● Material to process
··········
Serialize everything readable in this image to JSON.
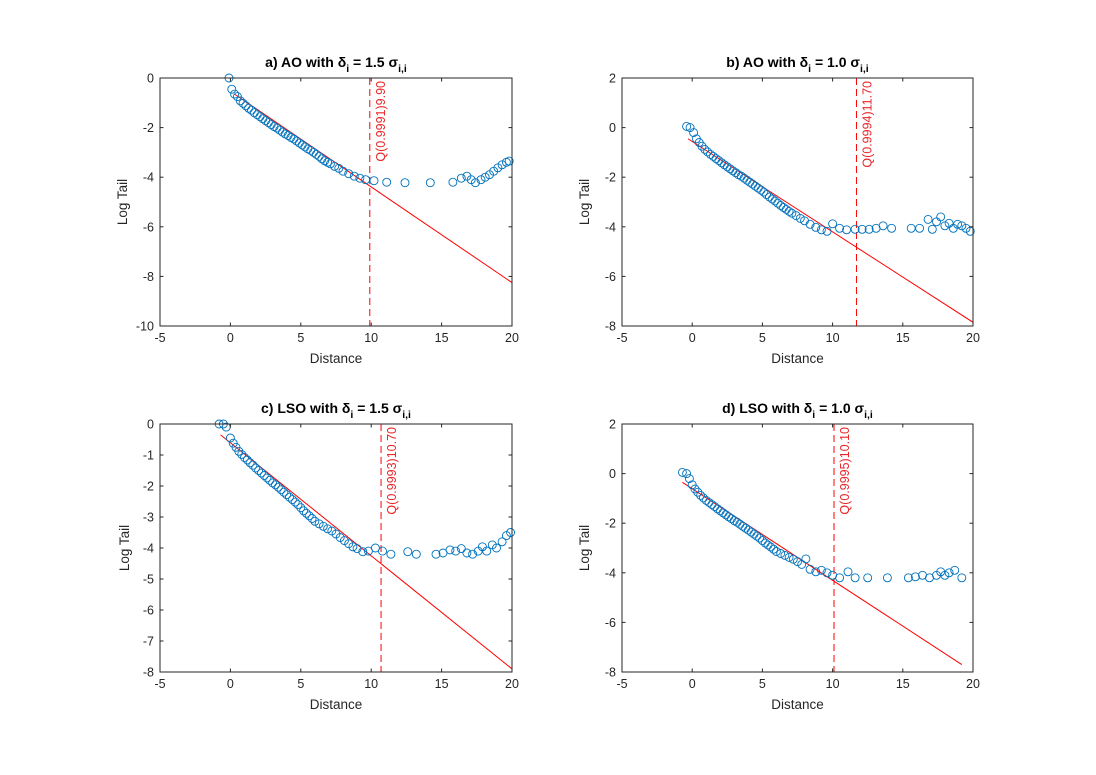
{
  "figure": {
    "xlabel": "Distance",
    "ylabel": "Log Tail"
  },
  "colors": {
    "marker": "#0072bd",
    "fit": "#ff0000",
    "axis": "#262626"
  },
  "chart_data": [
    {
      "type": "scatter",
      "title_prefix": "a) AO with δ",
      "title_sub1": "i",
      "title_mid": " = 1.5 σ",
      "title_sub2": "i,i",
      "xlabel": "Distance",
      "ylabel": "Log Tail",
      "xlim": [
        -5,
        20
      ],
      "ylim": [
        -10,
        0
      ],
      "xticks": [
        -5,
        0,
        5,
        10,
        15,
        20
      ],
      "yticks": [
        -10,
        -8,
        -6,
        -4,
        -2,
        0
      ],
      "fit_line": {
        "x": [
          0.3,
          20
        ],
        "y": [
          -0.65,
          -8.25
        ]
      },
      "threshold": {
        "x": 9.9,
        "label": "Q(0.9991)9.90"
      },
      "x": [
        -0.1,
        0.1,
        0.3,
        0.5,
        0.7,
        0.9,
        1.1,
        1.3,
        1.5,
        1.7,
        1.9,
        2.1,
        2.3,
        2.5,
        2.7,
        2.9,
        3.1,
        3.3,
        3.5,
        3.7,
        3.9,
        4.1,
        4.3,
        4.5,
        4.7,
        4.9,
        5.1,
        5.3,
        5.5,
        5.7,
        5.9,
        6.1,
        6.3,
        6.5,
        6.7,
        6.9,
        7.1,
        7.4,
        7.7,
        8.0,
        8.4,
        8.8,
        9.2,
        9.6,
        10.2,
        11.1,
        12.4,
        14.2,
        15.8,
        16.4,
        16.8,
        17.1,
        17.4,
        17.8,
        18.1,
        18.4,
        18.7,
        19.0,
        19.3,
        19.6,
        19.8
      ],
      "y": [
        0.0,
        -0.45,
        -0.65,
        -0.75,
        -0.92,
        -1.02,
        -1.12,
        -1.22,
        -1.3,
        -1.4,
        -1.48,
        -1.56,
        -1.64,
        -1.72,
        -1.8,
        -1.88,
        -1.96,
        -2.02,
        -2.1,
        -2.18,
        -2.26,
        -2.32,
        -2.4,
        -2.46,
        -2.54,
        -2.62,
        -2.7,
        -2.78,
        -2.86,
        -2.92,
        -3.0,
        -3.08,
        -3.16,
        -3.26,
        -3.34,
        -3.4,
        -3.46,
        -3.56,
        -3.64,
        -3.76,
        -3.86,
        -3.96,
        -4.04,
        -4.1,
        -4.14,
        -4.2,
        -4.22,
        -4.22,
        -4.2,
        -4.04,
        -3.96,
        -4.1,
        -4.22,
        -4.1,
        -4.0,
        -3.9,
        -3.76,
        -3.62,
        -3.5,
        -3.4,
        -3.35
      ]
    },
    {
      "type": "scatter",
      "title_prefix": "b) AO with δ",
      "title_sub1": "i",
      "title_mid": " = 1.0 σ",
      "title_sub2": "i,i",
      "xlabel": "Distance",
      "ylabel": "Log Tail",
      "xlim": [
        -5,
        20
      ],
      "ylim": [
        -8,
        2
      ],
      "xticks": [
        -5,
        0,
        5,
        10,
        15,
        20
      ],
      "yticks": [
        -8,
        -6,
        -4,
        -2,
        0,
        2
      ],
      "fit_line": {
        "x": [
          -0.3,
          20
        ],
        "y": [
          -0.45,
          -7.85
        ]
      },
      "threshold": {
        "x": 11.7,
        "label": "Q(0.9994)11.70"
      },
      "x": [
        -0.4,
        -0.15,
        0.1,
        0.3,
        0.5,
        0.7,
        0.9,
        1.1,
        1.3,
        1.5,
        1.7,
        1.9,
        2.1,
        2.3,
        2.5,
        2.7,
        2.9,
        3.1,
        3.3,
        3.5,
        3.7,
        3.9,
        4.1,
        4.3,
        4.5,
        4.7,
        4.9,
        5.1,
        5.3,
        5.5,
        5.7,
        5.9,
        6.1,
        6.3,
        6.5,
        6.7,
        6.9,
        7.1,
        7.4,
        7.7,
        8.0,
        8.4,
        8.8,
        9.2,
        9.6,
        10.0,
        10.5,
        11.0,
        11.6,
        12.1,
        12.6,
        13.1,
        13.6,
        14.2,
        15.6,
        16.2,
        16.8,
        17.1,
        17.4,
        17.7,
        18.0,
        18.3,
        18.6,
        18.9,
        19.2,
        19.5,
        19.8
      ],
      "y": [
        0.05,
        0.0,
        -0.2,
        -0.45,
        -0.6,
        -0.75,
        -0.88,
        -0.98,
        -1.08,
        -1.16,
        -1.25,
        -1.33,
        -1.42,
        -1.5,
        -1.58,
        -1.66,
        -1.74,
        -1.82,
        -1.9,
        -1.96,
        -2.04,
        -2.12,
        -2.2,
        -2.28,
        -2.36,
        -2.44,
        -2.52,
        -2.6,
        -2.7,
        -2.8,
        -2.88,
        -2.96,
        -3.05,
        -3.14,
        -3.22,
        -3.3,
        -3.38,
        -3.45,
        -3.55,
        -3.66,
        -3.76,
        -3.9,
        -4.02,
        -4.12,
        -4.18,
        -3.88,
        -4.06,
        -4.12,
        -4.1,
        -4.1,
        -4.1,
        -4.06,
        -3.96,
        -4.06,
        -4.06,
        -4.06,
        -3.7,
        -4.1,
        -3.8,
        -3.6,
        -3.96,
        -3.86,
        -4.06,
        -3.9,
        -3.96,
        -4.06,
        -4.18
      ]
    },
    {
      "type": "scatter",
      "title_prefix": "c) LSO with δ",
      "title_sub1": "i",
      "title_mid": " = 1.5 σ",
      "title_sub2": "i,i",
      "xlabel": "Distance",
      "ylabel": "Log Tail",
      "xlim": [
        -5,
        20
      ],
      "ylim": [
        -8,
        0
      ],
      "xticks": [
        -5,
        0,
        5,
        10,
        15,
        20
      ],
      "yticks": [
        -8,
        -7,
        -6,
        -5,
        -4,
        -3,
        -2,
        -1,
        0
      ],
      "fit_line": {
        "x": [
          -0.7,
          20
        ],
        "y": [
          -0.35,
          -7.9
        ]
      },
      "threshold": {
        "x": 10.7,
        "label": "Q(0.9993)10.70"
      },
      "x": [
        -0.8,
        -0.5,
        -0.3,
        0.0,
        0.2,
        0.4,
        0.6,
        0.8,
        1.0,
        1.2,
        1.4,
        1.6,
        1.8,
        2.0,
        2.2,
        2.4,
        2.6,
        2.8,
        3.0,
        3.2,
        3.4,
        3.6,
        3.8,
        4.0,
        4.2,
        4.4,
        4.6,
        4.8,
        5.0,
        5.2,
        5.4,
        5.6,
        5.8,
        6.0,
        6.3,
        6.6,
        6.9,
        7.2,
        7.5,
        7.8,
        8.1,
        8.4,
        8.7,
        9.0,
        9.4,
        9.8,
        10.3,
        10.8,
        11.4,
        12.6,
        13.2,
        14.6,
        15.1,
        15.6,
        16.0,
        16.4,
        16.8,
        17.2,
        17.6,
        17.9,
        18.2,
        18.6,
        18.9,
        19.3,
        19.6,
        19.9
      ],
      "y": [
        0.0,
        0.0,
        -0.1,
        -0.45,
        -0.62,
        -0.75,
        -0.88,
        -0.98,
        -1.08,
        -1.16,
        -1.25,
        -1.33,
        -1.42,
        -1.5,
        -1.58,
        -1.66,
        -1.74,
        -1.82,
        -1.9,
        -1.96,
        -2.04,
        -2.12,
        -2.2,
        -2.28,
        -2.36,
        -2.44,
        -2.52,
        -2.6,
        -2.7,
        -2.8,
        -2.88,
        -2.96,
        -3.05,
        -3.14,
        -3.22,
        -3.3,
        -3.38,
        -3.45,
        -3.55,
        -3.66,
        -3.76,
        -3.86,
        -3.96,
        -4.02,
        -4.12,
        -4.1,
        -4.0,
        -4.1,
        -4.2,
        -4.12,
        -4.2,
        -4.2,
        -4.16,
        -4.06,
        -4.1,
        -4.02,
        -4.16,
        -4.2,
        -4.1,
        -3.96,
        -4.1,
        -3.9,
        -4.0,
        -3.8,
        -3.6,
        -3.5
      ]
    },
    {
      "type": "scatter",
      "title_prefix": "d) LSO with δ",
      "title_sub1": "i",
      "title_mid": " = 1.0 σ",
      "title_sub2": "i,i",
      "xlabel": "Distance",
      "ylabel": "Log Tail",
      "xlim": [
        -5,
        20
      ],
      "ylim": [
        -8,
        2
      ],
      "xticks": [
        -5,
        0,
        5,
        10,
        15,
        20
      ],
      "yticks": [
        -8,
        -6,
        -4,
        -2,
        0,
        2
      ],
      "fit_line": {
        "x": [
          -0.7,
          19.2
        ],
        "y": [
          -0.35,
          -7.7
        ]
      },
      "threshold": {
        "x": 10.1,
        "label": "Q(0.9995)10.10"
      },
      "x": [
        -0.7,
        -0.4,
        -0.2,
        0.0,
        0.2,
        0.4,
        0.6,
        0.8,
        1.0,
        1.2,
        1.4,
        1.6,
        1.8,
        2.0,
        2.2,
        2.4,
        2.6,
        2.8,
        3.0,
        3.2,
        3.4,
        3.6,
        3.8,
        4.0,
        4.2,
        4.4,
        4.6,
        4.8,
        5.0,
        5.2,
        5.4,
        5.6,
        5.8,
        6.0,
        6.3,
        6.6,
        6.9,
        7.2,
        7.5,
        7.8,
        8.1,
        8.4,
        8.8,
        9.2,
        9.6,
        10.0,
        10.5,
        11.1,
        11.6,
        12.5,
        13.9,
        15.4,
        15.9,
        16.4,
        16.9,
        17.4,
        17.7,
        18.0,
        18.3,
        18.7,
        19.2
      ],
      "y": [
        0.05,
        0.0,
        -0.2,
        -0.45,
        -0.62,
        -0.75,
        -0.88,
        -0.98,
        -1.08,
        -1.16,
        -1.25,
        -1.33,
        -1.42,
        -1.5,
        -1.58,
        -1.66,
        -1.74,
        -1.82,
        -1.9,
        -1.96,
        -2.04,
        -2.12,
        -2.2,
        -2.28,
        -2.36,
        -2.44,
        -2.52,
        -2.6,
        -2.7,
        -2.8,
        -2.88,
        -2.96,
        -3.05,
        -3.14,
        -3.22,
        -3.3,
        -3.38,
        -3.45,
        -3.55,
        -3.66,
        -3.44,
        -3.86,
        -3.96,
        -3.9,
        -4.0,
        -4.1,
        -4.2,
        -3.96,
        -4.2,
        -4.2,
        -4.2,
        -4.2,
        -4.16,
        -4.1,
        -4.2,
        -4.1,
        -3.96,
        -4.1,
        -4.0,
        -3.9,
        -4.2
      ]
    }
  ]
}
··········
● Exercise prompt
Scan the listing above and copy all lines containing the word "with".

● Solution to this exercise
      "title_prefix": "a) AO with δ",
      "title_prefix": "b) AO with δ",
      "title_prefix": "c) LSO with δ",
      "title_prefix": "d) LSO with δ",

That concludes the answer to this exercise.